++++ MATERIAL

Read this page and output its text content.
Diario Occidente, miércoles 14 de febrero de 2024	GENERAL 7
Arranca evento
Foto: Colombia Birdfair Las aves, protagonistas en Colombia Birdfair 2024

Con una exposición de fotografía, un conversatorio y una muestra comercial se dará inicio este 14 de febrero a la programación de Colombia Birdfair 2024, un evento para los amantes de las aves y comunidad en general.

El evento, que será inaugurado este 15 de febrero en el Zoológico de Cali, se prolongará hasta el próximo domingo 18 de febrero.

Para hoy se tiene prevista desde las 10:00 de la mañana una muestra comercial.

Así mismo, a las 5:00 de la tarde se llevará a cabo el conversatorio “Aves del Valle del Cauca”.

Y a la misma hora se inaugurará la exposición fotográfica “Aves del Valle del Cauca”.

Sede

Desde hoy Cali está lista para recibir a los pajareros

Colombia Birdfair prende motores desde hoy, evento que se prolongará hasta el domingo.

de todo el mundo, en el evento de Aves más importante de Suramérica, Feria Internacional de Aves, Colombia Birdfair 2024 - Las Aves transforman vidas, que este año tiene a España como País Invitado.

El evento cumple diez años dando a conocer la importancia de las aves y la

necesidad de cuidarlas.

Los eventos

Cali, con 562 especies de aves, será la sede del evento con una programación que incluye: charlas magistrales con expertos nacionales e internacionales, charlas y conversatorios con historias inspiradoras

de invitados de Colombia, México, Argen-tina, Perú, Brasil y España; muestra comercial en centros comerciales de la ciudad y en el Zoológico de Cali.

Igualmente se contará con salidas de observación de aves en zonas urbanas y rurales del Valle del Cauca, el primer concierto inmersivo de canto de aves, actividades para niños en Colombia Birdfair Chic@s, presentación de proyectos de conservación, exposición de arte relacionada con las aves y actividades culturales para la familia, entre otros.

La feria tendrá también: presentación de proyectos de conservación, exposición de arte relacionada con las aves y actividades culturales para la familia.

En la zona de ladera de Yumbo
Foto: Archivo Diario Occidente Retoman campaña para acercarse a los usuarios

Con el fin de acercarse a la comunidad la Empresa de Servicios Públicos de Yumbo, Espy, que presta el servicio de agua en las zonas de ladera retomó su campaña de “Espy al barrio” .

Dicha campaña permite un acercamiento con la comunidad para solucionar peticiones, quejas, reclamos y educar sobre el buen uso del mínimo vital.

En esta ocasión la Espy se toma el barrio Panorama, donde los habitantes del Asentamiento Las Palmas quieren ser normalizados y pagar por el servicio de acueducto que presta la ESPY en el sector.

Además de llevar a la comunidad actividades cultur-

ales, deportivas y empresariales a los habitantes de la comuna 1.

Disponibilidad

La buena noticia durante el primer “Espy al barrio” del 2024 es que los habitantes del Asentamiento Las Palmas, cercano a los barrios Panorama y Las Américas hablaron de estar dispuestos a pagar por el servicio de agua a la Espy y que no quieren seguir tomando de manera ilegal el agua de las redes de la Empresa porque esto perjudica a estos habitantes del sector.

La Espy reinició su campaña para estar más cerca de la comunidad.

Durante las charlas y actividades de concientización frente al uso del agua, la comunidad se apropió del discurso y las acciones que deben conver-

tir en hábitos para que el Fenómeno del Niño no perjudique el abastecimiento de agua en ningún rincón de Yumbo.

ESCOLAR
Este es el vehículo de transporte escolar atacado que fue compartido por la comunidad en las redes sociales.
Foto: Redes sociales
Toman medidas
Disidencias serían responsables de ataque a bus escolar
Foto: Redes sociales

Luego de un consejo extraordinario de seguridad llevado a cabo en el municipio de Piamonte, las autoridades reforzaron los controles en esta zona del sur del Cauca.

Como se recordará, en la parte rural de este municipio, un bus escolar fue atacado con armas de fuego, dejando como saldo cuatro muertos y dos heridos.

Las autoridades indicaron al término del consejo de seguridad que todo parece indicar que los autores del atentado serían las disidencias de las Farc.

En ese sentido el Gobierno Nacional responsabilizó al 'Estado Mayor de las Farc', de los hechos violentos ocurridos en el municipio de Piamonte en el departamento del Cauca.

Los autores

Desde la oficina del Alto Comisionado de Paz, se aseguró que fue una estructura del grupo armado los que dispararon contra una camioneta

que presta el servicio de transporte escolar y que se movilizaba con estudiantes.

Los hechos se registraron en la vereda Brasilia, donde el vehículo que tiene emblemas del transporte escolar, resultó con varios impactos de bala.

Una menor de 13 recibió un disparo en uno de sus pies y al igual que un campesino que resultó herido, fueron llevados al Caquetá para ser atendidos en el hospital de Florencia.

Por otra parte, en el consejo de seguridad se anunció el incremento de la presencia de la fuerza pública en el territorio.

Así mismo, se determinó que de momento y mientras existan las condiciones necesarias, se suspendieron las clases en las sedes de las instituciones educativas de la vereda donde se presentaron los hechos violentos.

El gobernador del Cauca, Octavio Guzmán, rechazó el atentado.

++++++++

**DIRECTION:**
Only a number is wanted: how many lines of the material include the word "agua".

**WRITTEN RESPONSE:**
4